> _Directive_
Every line that includes the word "JSON" is to be listed.

Lines of data:

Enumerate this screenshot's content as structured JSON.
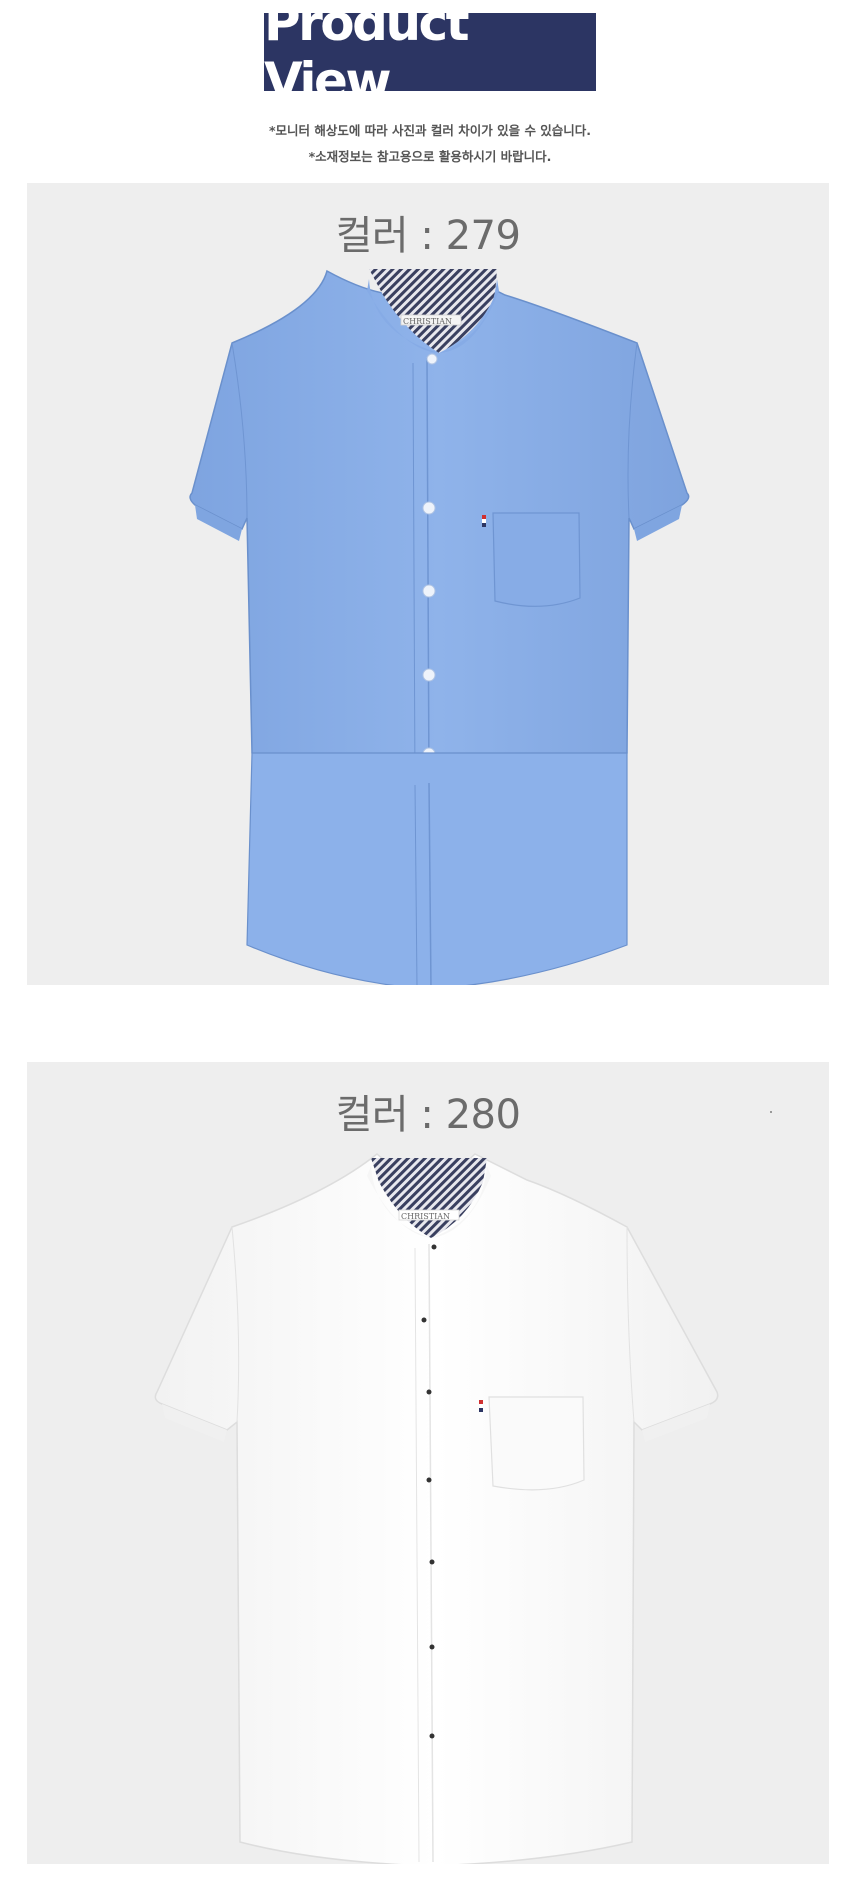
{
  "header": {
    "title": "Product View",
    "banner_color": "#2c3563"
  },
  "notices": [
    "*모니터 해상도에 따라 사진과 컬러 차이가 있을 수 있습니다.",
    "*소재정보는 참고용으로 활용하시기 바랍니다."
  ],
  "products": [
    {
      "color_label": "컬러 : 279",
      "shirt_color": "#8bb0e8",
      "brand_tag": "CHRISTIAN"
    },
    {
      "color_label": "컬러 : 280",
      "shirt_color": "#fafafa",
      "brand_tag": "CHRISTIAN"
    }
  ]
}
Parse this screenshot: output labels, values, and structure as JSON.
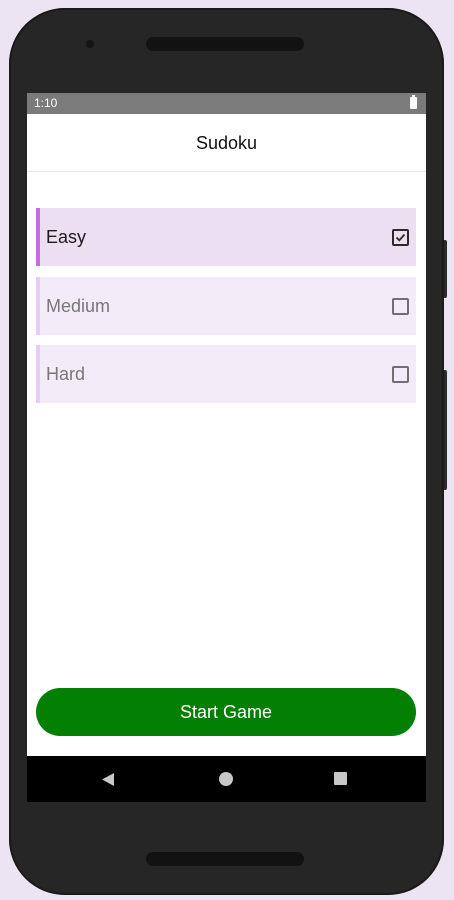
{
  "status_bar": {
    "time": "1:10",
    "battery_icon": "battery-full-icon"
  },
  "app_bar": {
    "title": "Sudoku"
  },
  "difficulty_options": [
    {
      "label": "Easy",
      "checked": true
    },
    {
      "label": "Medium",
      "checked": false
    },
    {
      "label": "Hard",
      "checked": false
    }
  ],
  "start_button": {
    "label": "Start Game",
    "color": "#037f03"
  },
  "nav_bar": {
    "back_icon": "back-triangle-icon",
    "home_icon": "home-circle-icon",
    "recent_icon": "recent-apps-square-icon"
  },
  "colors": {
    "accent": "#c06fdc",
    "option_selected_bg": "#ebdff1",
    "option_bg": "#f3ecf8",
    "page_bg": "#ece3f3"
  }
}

> _Answer to this task_
Enumerate this screenshot's content as structured JSON.
Parse this screenshot: output labels, values, and structure as JSON.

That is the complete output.